» REQUIRED WORK: Set down all of the data exactly as it appears.

» Dataset listings of figures:

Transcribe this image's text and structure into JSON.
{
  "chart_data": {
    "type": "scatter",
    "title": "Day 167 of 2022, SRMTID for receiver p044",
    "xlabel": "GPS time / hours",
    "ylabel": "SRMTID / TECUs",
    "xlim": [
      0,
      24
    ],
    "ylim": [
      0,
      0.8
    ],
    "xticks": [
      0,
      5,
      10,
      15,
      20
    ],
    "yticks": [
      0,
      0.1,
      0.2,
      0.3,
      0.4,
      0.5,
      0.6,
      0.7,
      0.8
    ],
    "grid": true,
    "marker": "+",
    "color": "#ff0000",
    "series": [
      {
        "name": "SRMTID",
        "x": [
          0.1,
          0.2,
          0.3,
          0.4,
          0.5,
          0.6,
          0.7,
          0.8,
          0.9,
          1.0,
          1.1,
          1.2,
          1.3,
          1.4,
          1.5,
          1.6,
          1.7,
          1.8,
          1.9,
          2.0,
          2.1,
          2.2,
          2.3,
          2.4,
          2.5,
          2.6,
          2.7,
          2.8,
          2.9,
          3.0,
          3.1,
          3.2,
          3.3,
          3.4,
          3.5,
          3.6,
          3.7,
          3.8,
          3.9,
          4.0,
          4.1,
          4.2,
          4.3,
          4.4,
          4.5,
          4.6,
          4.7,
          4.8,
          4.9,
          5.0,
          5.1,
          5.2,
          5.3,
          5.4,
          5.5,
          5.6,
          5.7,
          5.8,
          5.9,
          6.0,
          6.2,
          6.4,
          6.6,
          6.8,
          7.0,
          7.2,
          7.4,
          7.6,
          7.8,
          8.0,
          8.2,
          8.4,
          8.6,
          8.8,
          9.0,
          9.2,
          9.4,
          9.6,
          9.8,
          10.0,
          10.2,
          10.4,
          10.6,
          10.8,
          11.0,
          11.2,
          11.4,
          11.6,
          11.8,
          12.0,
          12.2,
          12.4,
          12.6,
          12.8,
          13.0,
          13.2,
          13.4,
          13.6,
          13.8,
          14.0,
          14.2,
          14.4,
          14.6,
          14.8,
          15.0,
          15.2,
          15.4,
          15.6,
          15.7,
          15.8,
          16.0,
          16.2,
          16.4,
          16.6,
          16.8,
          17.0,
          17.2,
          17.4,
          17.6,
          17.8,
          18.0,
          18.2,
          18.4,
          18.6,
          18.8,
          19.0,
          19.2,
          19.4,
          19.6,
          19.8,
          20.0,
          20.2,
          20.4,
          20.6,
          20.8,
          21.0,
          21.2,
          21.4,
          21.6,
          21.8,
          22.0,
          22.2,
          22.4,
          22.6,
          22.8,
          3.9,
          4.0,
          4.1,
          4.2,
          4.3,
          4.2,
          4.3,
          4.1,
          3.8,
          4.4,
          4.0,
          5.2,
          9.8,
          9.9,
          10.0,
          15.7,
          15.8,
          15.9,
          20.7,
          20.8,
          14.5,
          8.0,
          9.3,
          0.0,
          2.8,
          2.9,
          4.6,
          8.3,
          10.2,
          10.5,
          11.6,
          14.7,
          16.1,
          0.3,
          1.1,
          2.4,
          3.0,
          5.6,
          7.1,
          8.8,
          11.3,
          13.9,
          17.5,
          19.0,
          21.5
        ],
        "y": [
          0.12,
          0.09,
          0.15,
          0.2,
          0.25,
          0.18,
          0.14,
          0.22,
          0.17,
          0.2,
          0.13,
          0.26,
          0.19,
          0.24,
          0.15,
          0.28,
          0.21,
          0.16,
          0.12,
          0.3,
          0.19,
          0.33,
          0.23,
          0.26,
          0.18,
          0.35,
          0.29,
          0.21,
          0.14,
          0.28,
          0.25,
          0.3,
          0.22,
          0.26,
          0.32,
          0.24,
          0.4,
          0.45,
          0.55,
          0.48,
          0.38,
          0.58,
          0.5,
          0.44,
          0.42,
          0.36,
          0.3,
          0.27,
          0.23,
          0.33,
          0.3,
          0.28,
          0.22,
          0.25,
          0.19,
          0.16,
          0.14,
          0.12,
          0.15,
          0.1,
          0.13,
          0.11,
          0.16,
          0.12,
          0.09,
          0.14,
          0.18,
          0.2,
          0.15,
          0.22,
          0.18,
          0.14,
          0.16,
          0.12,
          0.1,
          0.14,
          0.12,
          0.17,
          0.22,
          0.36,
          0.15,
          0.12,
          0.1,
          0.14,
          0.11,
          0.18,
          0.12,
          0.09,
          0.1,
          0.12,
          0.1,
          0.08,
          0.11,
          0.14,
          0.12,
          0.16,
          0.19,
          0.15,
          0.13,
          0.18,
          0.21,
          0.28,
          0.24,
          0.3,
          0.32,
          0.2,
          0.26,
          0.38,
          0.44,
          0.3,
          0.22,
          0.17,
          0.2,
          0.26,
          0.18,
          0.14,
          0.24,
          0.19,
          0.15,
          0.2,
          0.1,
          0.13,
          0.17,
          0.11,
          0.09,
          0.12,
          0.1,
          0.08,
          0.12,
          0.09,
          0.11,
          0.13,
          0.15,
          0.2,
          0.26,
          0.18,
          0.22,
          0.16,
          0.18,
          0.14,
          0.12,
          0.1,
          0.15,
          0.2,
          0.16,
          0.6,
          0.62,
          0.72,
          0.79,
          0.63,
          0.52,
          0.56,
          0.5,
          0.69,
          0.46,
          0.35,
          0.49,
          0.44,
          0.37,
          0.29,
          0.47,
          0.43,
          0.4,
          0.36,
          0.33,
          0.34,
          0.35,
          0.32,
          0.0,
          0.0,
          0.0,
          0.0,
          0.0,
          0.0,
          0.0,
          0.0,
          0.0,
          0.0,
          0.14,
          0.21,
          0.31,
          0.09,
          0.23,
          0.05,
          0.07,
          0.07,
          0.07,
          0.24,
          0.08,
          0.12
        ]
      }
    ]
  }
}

» RESULT OF THIS EXERCISE:
Transcribe this image's text and structure into JSON.
{
  "chart_data": {
    "type": "scatter",
    "title": "Day 167 of 2022, SRMTID for receiver p044",
    "xlabel": "GPS time / hours",
    "ylabel": "SRMTID / TECUs",
    "xlim": [
      0,
      24
    ],
    "ylim": [
      0,
      0.8
    ],
    "xticks": [
      0,
      5,
      10,
      15,
      20
    ],
    "yticks": [
      0,
      0.1,
      0.2,
      0.3,
      0.4,
      0.5,
      0.6,
      0.7,
      0.8
    ],
    "grid": true,
    "marker": "+",
    "color": "#ff0000",
    "series": [
      {
        "name": "SRMTID",
        "x": [
          0.1,
          0.2,
          0.3,
          0.4,
          0.5,
          0.6,
          0.7,
          0.8,
          0.9,
          1.0,
          1.1,
          1.2,
          1.3,
          1.4,
          1.5,
          1.6,
          1.7,
          1.8,
          1.9,
          2.0,
          2.1,
          2.2,
          2.3,
          2.4,
          2.5,
          2.6,
          2.7,
          2.8,
          2.9,
          3.0,
          3.1,
          3.2,
          3.3,
          3.4,
          3.5,
          3.6,
          3.7,
          3.8,
          3.9,
          4.0,
          4.1,
          4.2,
          4.3,
          4.4,
          4.5,
          4.6,
          4.7,
          4.8,
          4.9,
          5.0,
          5.1,
          5.2,
          5.3,
          5.4,
          5.5,
          5.6,
          5.7,
          5.8,
          5.9,
          6.0,
          6.2,
          6.4,
          6.6,
          6.8,
          7.0,
          7.2,
          7.4,
          7.6,
          7.8,
          8.0,
          8.2,
          8.4,
          8.6,
          8.8,
          9.0,
          9.2,
          9.4,
          9.6,
          9.8,
          10.0,
          10.2,
          10.4,
          10.6,
          10.8,
          11.0,
          11.2,
          11.4,
          11.6,
          11.8,
          12.0,
          12.2,
          12.4,
          12.6,
          12.8,
          13.0,
          13.2,
          13.4,
          13.6,
          13.8,
          14.0,
          14.2,
          14.4,
          14.6,
          14.8,
          15.0,
          15.2,
          15.4,
          15.6,
          15.7,
          15.8,
          16.0,
          16.2,
          16.4,
          16.6,
          16.8,
          17.0,
          17.2,
          17.4,
          17.6,
          17.8,
          18.0,
          18.2,
          18.4,
          18.6,
          18.8,
          19.0,
          19.2,
          19.4,
          19.6,
          19.8,
          20.0,
          20.2,
          20.4,
          20.6,
          20.8,
          21.0,
          21.2,
          21.4,
          21.6,
          21.8,
          22.0,
          22.2,
          22.4,
          22.6,
          22.8,
          3.9,
          4.0,
          4.1,
          4.2,
          4.3,
          4.2,
          4.3,
          4.1,
          3.8,
          4.4,
          4.0,
          5.2,
          9.8,
          9.9,
          10.0,
          15.7,
          15.8,
          15.9,
          20.7,
          20.8,
          14.5,
          8.0,
          9.3,
          0.0,
          2.8,
          2.9,
          4.6,
          8.3,
          10.2,
          10.5,
          11.6,
          14.7,
          16.1,
          0.3,
          1.1,
          2.4,
          3.0,
          5.6,
          7.1,
          8.8,
          11.3,
          13.9,
          17.5,
          19.0,
          21.5
        ],
        "y": [
          0.12,
          0.09,
          0.15,
          0.2,
          0.25,
          0.18,
          0.14,
          0.22,
          0.17,
          0.2,
          0.13,
          0.26,
          0.19,
          0.24,
          0.15,
          0.28,
          0.21,
          0.16,
          0.12,
          0.3,
          0.19,
          0.33,
          0.23,
          0.26,
          0.18,
          0.35,
          0.29,
          0.21,
          0.14,
          0.28,
          0.25,
          0.3,
          0.22,
          0.26,
          0.32,
          0.24,
          0.4,
          0.45,
          0.55,
          0.48,
          0.38,
          0.58,
          0.5,
          0.44,
          0.42,
          0.36,
          0.3,
          0.27,
          0.23,
          0.33,
          0.3,
          0.28,
          0.22,
          0.25,
          0.19,
          0.16,
          0.14,
          0.12,
          0.15,
          0.1,
          0.13,
          0.11,
          0.16,
          0.12,
          0.09,
          0.14,
          0.18,
          0.2,
          0.15,
          0.22,
          0.18,
          0.14,
          0.16,
          0.12,
          0.1,
          0.14,
          0.12,
          0.17,
          0.22,
          0.36,
          0.15,
          0.12,
          0.1,
          0.14,
          0.11,
          0.18,
          0.12,
          0.09,
          0.1,
          0.12,
          0.1,
          0.08,
          0.11,
          0.14,
          0.12,
          0.16,
          0.19,
          0.15,
          0.13,
          0.18,
          0.21,
          0.28,
          0.24,
          0.3,
          0.32,
          0.2,
          0.26,
          0.38,
          0.44,
          0.3,
          0.22,
          0.17,
          0.2,
          0.26,
          0.18,
          0.14,
          0.24,
          0.19,
          0.15,
          0.2,
          0.1,
          0.13,
          0.17,
          0.11,
          0.09,
          0.12,
          0.1,
          0.08,
          0.12,
          0.09,
          0.11,
          0.13,
          0.15,
          0.2,
          0.26,
          0.18,
          0.22,
          0.16,
          0.18,
          0.14,
          0.12,
          0.1,
          0.15,
          0.2,
          0.16,
          0.6,
          0.62,
          0.72,
          0.79,
          0.63,
          0.52,
          0.56,
          0.5,
          0.69,
          0.46,
          0.35,
          0.49,
          0.44,
          0.37,
          0.29,
          0.47,
          0.43,
          0.4,
          0.36,
          0.33,
          0.34,
          0.35,
          0.32,
          0.0,
          0.0,
          0.0,
          0.0,
          0.0,
          0.0,
          0.0,
          0.0,
          0.0,
          0.0,
          0.14,
          0.21,
          0.31,
          0.09,
          0.23,
          0.05,
          0.07,
          0.07,
          0.07,
          0.24,
          0.08,
          0.12
        ]
      }
    ]
  }
}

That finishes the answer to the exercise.